**EXERCISE DIRECTIONS:** Return the whole listing, line for line, without the pictures in it.

[Dataset rows about figures]
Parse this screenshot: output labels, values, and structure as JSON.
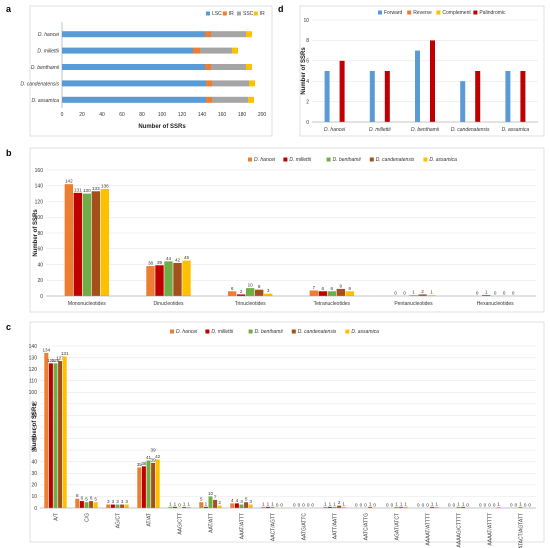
{
  "panels": {
    "a": "a",
    "b": "b",
    "c": "c",
    "d": "d"
  },
  "colors": {
    "lsc": "#5b9bd5",
    "ir": "#ed7d31",
    "ssc": "#a5a5a5",
    "ir2": "#ffc000",
    "forward": "#5b9bd5",
    "reverse": "#ed7d31",
    "complement": "#ffc000",
    "palindromic": "#c00000",
    "hancei": "#ed7d31",
    "millettii": "#c00000",
    "benthamii": "#70ad47",
    "candenatensis": "#a5501b",
    "assamica": "#ffc000"
  },
  "chart_data": [
    {
      "id": "a",
      "type": "bar",
      "orientation": "horizontal",
      "stacked": true,
      "categories": [
        "D. hancei",
        "D. millettii",
        "D. benthamii",
        "D. candenatensis",
        "D. assamica"
      ],
      "series": [
        {
          "name": "LSC",
          "color_key": "lsc",
          "values": [
            143,
            131,
            143,
            144,
            144
          ]
        },
        {
          "name": "IR",
          "color_key": "ir",
          "values": [
            6,
            7,
            6,
            6,
            6
          ]
        },
        {
          "name": "SSC",
          "color_key": "ssc",
          "values": [
            35,
            32,
            35,
            37,
            36
          ]
        },
        {
          "name": "IR",
          "color_key": "ir2",
          "values": [
            6,
            6,
            6,
            6,
            6
          ]
        }
      ],
      "xlabel": "Number of SSRs",
      "xlim": [
        0,
        200
      ],
      "xticks": [
        0,
        20,
        40,
        60,
        80,
        100,
        120,
        140,
        160,
        180,
        200
      ],
      "legend_position": "top-right",
      "grid": false
    },
    {
      "id": "d",
      "type": "bar",
      "categories": [
        "D. hancei",
        "D. millettii",
        "D. benthamii",
        "D. candenatensis",
        "D. assamica"
      ],
      "series": [
        {
          "name": "Forward",
          "color_key": "forward",
          "values": [
            5,
            5,
            7,
            4,
            5
          ]
        },
        {
          "name": "Reverse",
          "color_key": "reverse",
          "values": [
            0,
            0,
            0,
            0,
            0
          ]
        },
        {
          "name": "Complement",
          "color_key": "complement",
          "values": [
            0,
            0,
            0,
            0,
            0
          ]
        },
        {
          "name": "Palindromic",
          "color_key": "palindromic",
          "values": [
            6,
            5,
            8,
            5,
            5
          ]
        }
      ],
      "ylabel": "Number of SSRs",
      "ylim": [
        0,
        10
      ],
      "yticks": [
        0,
        2,
        4,
        6,
        8,
        10
      ],
      "legend_position": "top",
      "grid": true
    },
    {
      "id": "b",
      "type": "bar",
      "categories": [
        "Mononucleotides",
        "Dinucleotides",
        "Trinucleotides",
        "Tetranucleotides",
        "Pentanucleotides",
        "Hexanucleotides"
      ],
      "series": [
        {
          "name": "D. hancei",
          "color_key": "hancei",
          "values": [
            142,
            38,
            6,
            7,
            0,
            0
          ]
        },
        {
          "name": "D. millettii",
          "color_key": "millettii",
          "values": [
            131,
            39,
            2,
            6,
            0,
            1
          ]
        },
        {
          "name": "D. benthamii",
          "color_key": "benthamii",
          "values": [
            130,
            44,
            10,
            6,
            1,
            0
          ]
        },
        {
          "name": "D. candenatensis",
          "color_key": "candenatensis",
          "values": [
            133,
            42,
            8,
            9,
            2,
            0
          ]
        },
        {
          "name": "D. assamica",
          "color_key": "assamica",
          "values": [
            136,
            45,
            3,
            6,
            1,
            0
          ]
        }
      ],
      "ylabel": "Number of SSRs",
      "ylim": [
        0,
        160
      ],
      "yticks": [
        0,
        20,
        40,
        60,
        80,
        100,
        120,
        140,
        160
      ],
      "legend_position": "top-right",
      "grid": true
    },
    {
      "id": "c",
      "type": "bar",
      "categories": [
        "A/T",
        "C/G",
        "AG/CT",
        "AT/AT",
        "AAG/CTT",
        "AAT/ATT",
        "AAAT/ATTT",
        "AACT/AGTT",
        "AATG/ATTC",
        "AATT/AATT",
        "AATC/ATTG",
        "AGAT/ATCT",
        "AAAAT/ATTTT",
        "AAAAG/CTTTT",
        "AAAAT/ATTTT",
        "AATACT/AGTATT"
      ],
      "series": [
        {
          "name": "D. hancei",
          "color_key": "hancei",
          "values": [
            134,
            8,
            3,
            35,
            1,
            5,
            4,
            1,
            0,
            1,
            0,
            0,
            0,
            0,
            0,
            0
          ]
        },
        {
          "name": "D. millettii",
          "color_key": "millettii",
          "values": [
            125,
            6,
            3,
            36,
            1,
            1,
            4,
            1,
            0,
            1,
            0,
            0,
            0,
            0,
            0,
            0
          ]
        },
        {
          "name": "D. benthamii",
          "color_key": "benthamii",
          "values": [
            125,
            5,
            3,
            41,
            0,
            10,
            3,
            1,
            0,
            1,
            0,
            1,
            0,
            1,
            0,
            1
          ]
        },
        {
          "name": "D. candenatensis",
          "color_key": "candenatensis",
          "values": [
            127,
            6,
            3,
            39,
            1,
            7,
            5,
            0,
            0,
            2,
            1,
            1,
            1,
            1,
            0,
            0
          ]
        },
        {
          "name": "D. assamica",
          "color_key": "assamica",
          "values": [
            131,
            5,
            3,
            42,
            1,
            2,
            3,
            0,
            0,
            1,
            0,
            1,
            1,
            0,
            1,
            0
          ]
        }
      ],
      "annotations": [
        {
          "category": "AT/AT",
          "text": "39"
        }
      ],
      "ylabel": "Number of SSRs",
      "ylim": [
        0,
        140
      ],
      "yticks": [
        0,
        10,
        20,
        30,
        40,
        50,
        60,
        70,
        80,
        90,
        100,
        110,
        120,
        130,
        140
      ],
      "legend_position": "top",
      "grid": true
    }
  ]
}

**ANSWER TO THIS PROBLEM:**
Parse this screenshot: output labels, values, and structure as JSON.
{
  "panels": {
    "a": "a",
    "b": "b",
    "c": "c",
    "d": "d"
  },
  "colors": {
    "lsc": "#5b9bd5",
    "ir": "#ed7d31",
    "ssc": "#a5a5a5",
    "ir2": "#ffc000",
    "forward": "#5b9bd5",
    "reverse": "#ed7d31",
    "complement": "#ffc000",
    "palindromic": "#c00000",
    "hancei": "#ed7d31",
    "millettii": "#c00000",
    "benthamii": "#70ad47",
    "candenatensis": "#a5501b",
    "assamica": "#ffc000"
  },
  "chart_data": [
    {
      "id": "a",
      "type": "bar",
      "orientation": "horizontal",
      "stacked": true,
      "categories": [
        "D. hancei",
        "D. millettii",
        "D. benthamii",
        "D. candenatensis",
        "D. assamica"
      ],
      "series": [
        {
          "name": "LSC",
          "color_key": "lsc",
          "values": [
            143,
            131,
            143,
            144,
            144
          ]
        },
        {
          "name": "IR",
          "color_key": "ir",
          "values": [
            6,
            7,
            6,
            6,
            6
          ]
        },
        {
          "name": "SSC",
          "color_key": "ssc",
          "values": [
            35,
            32,
            35,
            37,
            36
          ]
        },
        {
          "name": "IR",
          "color_key": "ir2",
          "values": [
            6,
            6,
            6,
            6,
            6
          ]
        }
      ],
      "xlabel": "Number of SSRs",
      "xlim": [
        0,
        200
      ],
      "xticks": [
        0,
        20,
        40,
        60,
        80,
        100,
        120,
        140,
        160,
        180,
        200
      ],
      "legend_position": "top-right",
      "grid": false
    },
    {
      "id": "d",
      "type": "bar",
      "categories": [
        "D. hancei",
        "D. millettii",
        "D. benthamii",
        "D. candenatensis",
        "D. assamica"
      ],
      "series": [
        {
          "name": "Forward",
          "color_key": "forward",
          "values": [
            5,
            5,
            7,
            4,
            5
          ]
        },
        {
          "name": "Reverse",
          "color_key": "reverse",
          "values": [
            0,
            0,
            0,
            0,
            0
          ]
        },
        {
          "name": "Complement",
          "color_key": "complement",
          "values": [
            0,
            0,
            0,
            0,
            0
          ]
        },
        {
          "name": "Palindromic",
          "color_key": "palindromic",
          "values": [
            6,
            5,
            8,
            5,
            5
          ]
        }
      ],
      "ylabel": "Number of SSRs",
      "ylim": [
        0,
        10
      ],
      "yticks": [
        0,
        2,
        4,
        6,
        8,
        10
      ],
      "legend_position": "top",
      "grid": true
    },
    {
      "id": "b",
      "type": "bar",
      "categories": [
        "Mononucleotides",
        "Dinucleotides",
        "Trinucleotides",
        "Tetranucleotides",
        "Pentanucleotides",
        "Hexanucleotides"
      ],
      "series": [
        {
          "name": "D. hancei",
          "color_key": "hancei",
          "values": [
            142,
            38,
            6,
            7,
            0,
            0
          ]
        },
        {
          "name": "D. millettii",
          "color_key": "millettii",
          "values": [
            131,
            39,
            2,
            6,
            0,
            1
          ]
        },
        {
          "name": "D. benthamii",
          "color_key": "benthamii",
          "values": [
            130,
            44,
            10,
            6,
            1,
            0
          ]
        },
        {
          "name": "D. candenatensis",
          "color_key": "candenatensis",
          "values": [
            133,
            42,
            8,
            9,
            2,
            0
          ]
        },
        {
          "name": "D. assamica",
          "color_key": "assamica",
          "values": [
            136,
            45,
            3,
            6,
            1,
            0
          ]
        }
      ],
      "ylabel": "Number of SSRs",
      "ylim": [
        0,
        160
      ],
      "yticks": [
        0,
        20,
        40,
        60,
        80,
        100,
        120,
        140,
        160
      ],
      "legend_position": "top-right",
      "grid": true
    },
    {
      "id": "c",
      "type": "bar",
      "categories": [
        "A/T",
        "C/G",
        "AG/CT",
        "AT/AT",
        "AAG/CTT",
        "AAT/ATT",
        "AAAT/ATTT",
        "AACT/AGTT",
        "AATG/ATTC",
        "AATT/AATT",
        "AATC/ATTG",
        "AGAT/ATCT",
        "AAAAT/ATTTT",
        "AAAAG/CTTTT",
        "AAAAT/ATTTT",
        "AATACT/AGTATT"
      ],
      "series": [
        {
          "name": "D. hancei",
          "color_key": "hancei",
          "values": [
            134,
            8,
            3,
            35,
            1,
            5,
            4,
            1,
            0,
            1,
            0,
            0,
            0,
            0,
            0,
            0
          ]
        },
        {
          "name": "D. millettii",
          "color_key": "millettii",
          "values": [
            125,
            6,
            3,
            36,
            1,
            1,
            4,
            1,
            0,
            1,
            0,
            0,
            0,
            0,
            0,
            0
          ]
        },
        {
          "name": "D. benthamii",
          "color_key": "benthamii",
          "values": [
            125,
            5,
            3,
            41,
            0,
            10,
            3,
            1,
            0,
            1,
            0,
            1,
            0,
            1,
            0,
            1
          ]
        },
        {
          "name": "D. candenatensis",
          "color_key": "candenatensis",
          "values": [
            127,
            6,
            3,
            39,
            1,
            7,
            5,
            0,
            0,
            2,
            1,
            1,
            1,
            1,
            0,
            0
          ]
        },
        {
          "name": "D. assamica",
          "color_key": "assamica",
          "values": [
            131,
            5,
            3,
            42,
            1,
            2,
            3,
            0,
            0,
            1,
            0,
            1,
            1,
            0,
            1,
            0
          ]
        }
      ],
      "annotations": [
        {
          "category": "AT/AT",
          "text": "39"
        }
      ],
      "ylabel": "Number of SSRs",
      "ylim": [
        0,
        140
      ],
      "yticks": [
        0,
        10,
        20,
        30,
        40,
        50,
        60,
        70,
        80,
        90,
        100,
        110,
        120,
        130,
        140
      ],
      "legend_position": "top",
      "grid": true
    }
  ]
}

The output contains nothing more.